Written exercise: Identify all lines of the data containing the string "pipes" and copy them.

[Entries taken from a collection]
BEGIN

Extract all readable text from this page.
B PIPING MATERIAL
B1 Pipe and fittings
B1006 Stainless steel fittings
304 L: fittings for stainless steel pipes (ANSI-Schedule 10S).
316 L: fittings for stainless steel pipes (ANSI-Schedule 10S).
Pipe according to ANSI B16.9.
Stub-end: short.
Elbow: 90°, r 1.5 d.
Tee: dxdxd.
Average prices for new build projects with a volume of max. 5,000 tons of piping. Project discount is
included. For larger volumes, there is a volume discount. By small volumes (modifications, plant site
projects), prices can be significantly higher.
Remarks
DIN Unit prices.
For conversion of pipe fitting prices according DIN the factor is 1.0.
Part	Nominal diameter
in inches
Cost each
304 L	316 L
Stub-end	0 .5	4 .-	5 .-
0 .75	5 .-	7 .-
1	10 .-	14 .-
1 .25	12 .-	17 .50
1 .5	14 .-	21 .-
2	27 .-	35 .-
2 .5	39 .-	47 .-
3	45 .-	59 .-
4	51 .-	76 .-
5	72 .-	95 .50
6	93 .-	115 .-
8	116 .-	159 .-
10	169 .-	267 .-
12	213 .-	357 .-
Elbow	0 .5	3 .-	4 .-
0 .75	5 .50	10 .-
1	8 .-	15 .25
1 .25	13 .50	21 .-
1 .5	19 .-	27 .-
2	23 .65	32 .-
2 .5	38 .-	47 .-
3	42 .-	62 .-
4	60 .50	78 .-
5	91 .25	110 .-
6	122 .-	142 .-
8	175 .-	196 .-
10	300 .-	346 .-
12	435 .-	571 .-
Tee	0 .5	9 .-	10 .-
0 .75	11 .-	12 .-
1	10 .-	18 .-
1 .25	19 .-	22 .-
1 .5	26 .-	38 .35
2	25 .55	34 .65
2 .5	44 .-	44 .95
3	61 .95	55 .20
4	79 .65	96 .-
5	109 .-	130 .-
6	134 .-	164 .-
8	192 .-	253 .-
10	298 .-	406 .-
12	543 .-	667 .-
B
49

END

Completed task:
304 L: fittings for stainless steel pipes (ANSI-Schedule 10S).
316 L: fittings for stainless steel pipes (ANSI-Schedule 10S).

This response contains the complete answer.